- _Provided data_
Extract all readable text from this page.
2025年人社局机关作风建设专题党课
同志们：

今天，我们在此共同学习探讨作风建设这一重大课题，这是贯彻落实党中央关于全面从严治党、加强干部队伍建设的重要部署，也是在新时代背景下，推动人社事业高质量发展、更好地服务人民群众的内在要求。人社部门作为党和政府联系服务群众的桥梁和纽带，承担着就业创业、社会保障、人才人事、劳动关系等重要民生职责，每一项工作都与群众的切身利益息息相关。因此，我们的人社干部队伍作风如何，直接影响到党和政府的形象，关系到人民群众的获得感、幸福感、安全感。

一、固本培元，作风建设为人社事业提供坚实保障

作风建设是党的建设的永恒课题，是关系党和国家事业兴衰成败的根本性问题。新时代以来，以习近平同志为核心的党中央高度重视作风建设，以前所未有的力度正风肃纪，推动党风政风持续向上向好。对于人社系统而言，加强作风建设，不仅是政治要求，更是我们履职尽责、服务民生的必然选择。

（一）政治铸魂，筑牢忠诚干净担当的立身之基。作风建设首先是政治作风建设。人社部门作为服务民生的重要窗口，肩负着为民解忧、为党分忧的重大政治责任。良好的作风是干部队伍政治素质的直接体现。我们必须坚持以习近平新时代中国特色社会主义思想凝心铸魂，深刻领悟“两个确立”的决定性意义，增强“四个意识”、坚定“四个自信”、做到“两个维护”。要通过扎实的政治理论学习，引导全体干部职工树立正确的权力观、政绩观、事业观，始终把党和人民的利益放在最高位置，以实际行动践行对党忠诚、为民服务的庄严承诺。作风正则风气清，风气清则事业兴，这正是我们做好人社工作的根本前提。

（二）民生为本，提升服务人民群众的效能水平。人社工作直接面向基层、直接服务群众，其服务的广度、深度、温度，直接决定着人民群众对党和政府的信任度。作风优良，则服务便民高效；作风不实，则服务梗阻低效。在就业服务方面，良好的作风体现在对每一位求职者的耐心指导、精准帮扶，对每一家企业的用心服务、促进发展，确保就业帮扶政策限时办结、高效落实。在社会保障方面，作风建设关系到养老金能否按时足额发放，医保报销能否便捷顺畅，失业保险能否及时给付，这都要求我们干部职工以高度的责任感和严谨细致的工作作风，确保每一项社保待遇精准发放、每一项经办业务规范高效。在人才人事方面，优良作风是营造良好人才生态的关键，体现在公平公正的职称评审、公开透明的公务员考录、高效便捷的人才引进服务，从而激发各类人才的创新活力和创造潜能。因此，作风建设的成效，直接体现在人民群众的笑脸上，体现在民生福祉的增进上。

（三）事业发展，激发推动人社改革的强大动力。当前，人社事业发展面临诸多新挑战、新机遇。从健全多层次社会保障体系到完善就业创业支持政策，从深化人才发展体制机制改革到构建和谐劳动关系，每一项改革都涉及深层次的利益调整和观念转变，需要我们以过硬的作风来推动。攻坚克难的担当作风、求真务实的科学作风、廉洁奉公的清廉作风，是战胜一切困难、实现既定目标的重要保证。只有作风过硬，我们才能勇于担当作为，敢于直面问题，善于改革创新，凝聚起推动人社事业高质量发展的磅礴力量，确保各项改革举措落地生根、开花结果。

- _What you are asked to do_
All of the records must be repeated exactly.

- _Complete output_
Extract all readable text from this page.
2025年人社局机关作风建设专题党课
同志们：

今天，我们在此共同学习探讨作风建设这一重大课题，这是贯彻落实党中央关于全面从严治党、加强干部队伍建设的重要部署，也是在新时代背景下，推动人社事业高质量发展、更好地服务人民群众的内在要求。人社部门作为党和政府联系服务群众的桥梁和纽带，承担着就业创业、社会保障、人才人事、劳动关系等重要民生职责，每一项工作都与群众的切身利益息息相关。因此，我们的人社干部队伍作风如何，直接影响到党和政府的形象，关系到人民群众的获得感、幸福感、安全感。

一、固本培元，作风建设为人社事业提供坚实保障

作风建设是党的建设的永恒课题，是关系党和国家事业兴衰成败的根本性问题。新时代以来，以习近平同志为核心的党中央高度重视作风建设，以前所未有的力度正风肃纪，推动党风政风持续向上向好。对于人社系统而言，加强作风建设，不仅是政治要求，更是我们履职尽责、服务民生的必然选择。

（一）政治铸魂，筑牢忠诚干净担当的立身之基。作风建设首先是政治作风建设。人社部门作为服务民生的重要窗口，肩负着为民解忧、为党分忧的重大政治责任。良好的作风是干部队伍政治素质的直接体现。我们必须坚持以习近平新时代中国特色社会主义思想凝心铸魂，深刻领悟“两个确立”的决定性意义，增强“四个意识”、坚定“四个自信”、做到“两个维护”。要通过扎实的政治理论学习，引导全体干部职工树立正确的权力观、政绩观、事业观，始终把党和人民的利益放在最高位置，以实际行动践行对党忠诚、为民服务的庄严承诺。作风正则风气清，风气清则事业兴，这正是我们做好人社工作的根本前提。

（二）民生为本，提升服务人民群众的效能水平。人社工作直接面向基层、直接服务群众，其服务的广度、深度、温度，直接决定着人民群众对党和政府的信任度。作风优良，则服务便民高效；作风不实，则服务梗阻低效。在就业服务方面，良好的作风体现在对每一位求职者的耐心指导、精准帮扶，对每一家企业的用心服务、促进发展，确保就业帮扶政策限时办结、高效落实。在社会保障方面，作风建设关系到养老金能否按时足额发放，医保报销能否便捷顺畅，失业保险能否及时给付，这都要求我们干部职工以高度的责任感和严谨细致的工作作风，确保每一项社保待遇精准发放、每一项经办业务规范高效。在人才人事方面，优良作风是营造良好人才生态的关键，体现在公平公正的职称评审、公开透明的公务员考录、高效便捷的人才引进服务，从而激发各类人才的创新活力和创造潜能。因此，作风建设的成效，直接体现在人民群众的笑脸上，体现在民生福祉的增进上。

（三）事业发展，激发推动人社改革的强大动力。当前，人社事业发展面临诸多新挑战、新机遇。从健全多层次社会保障体系到完善就业创业支持政策，从深化人才发展体制机制改革到构建和谐劳动关系，每一项改革都涉及深层次的利益调整和观念转变，需要我们以过硬的作风来推动。攻坚克难的担当作风、求真务实的科学作风、廉洁奉公的清廉作风，是战胜一切困难、实现既定目标的重要保证。只有作风过硬，我们才能勇于担当作为，敢于直面问题，善于改革创新，凝聚起推动人社事业高质量发展的磅礴力量，确保各项改革举措落地生根、开花结果。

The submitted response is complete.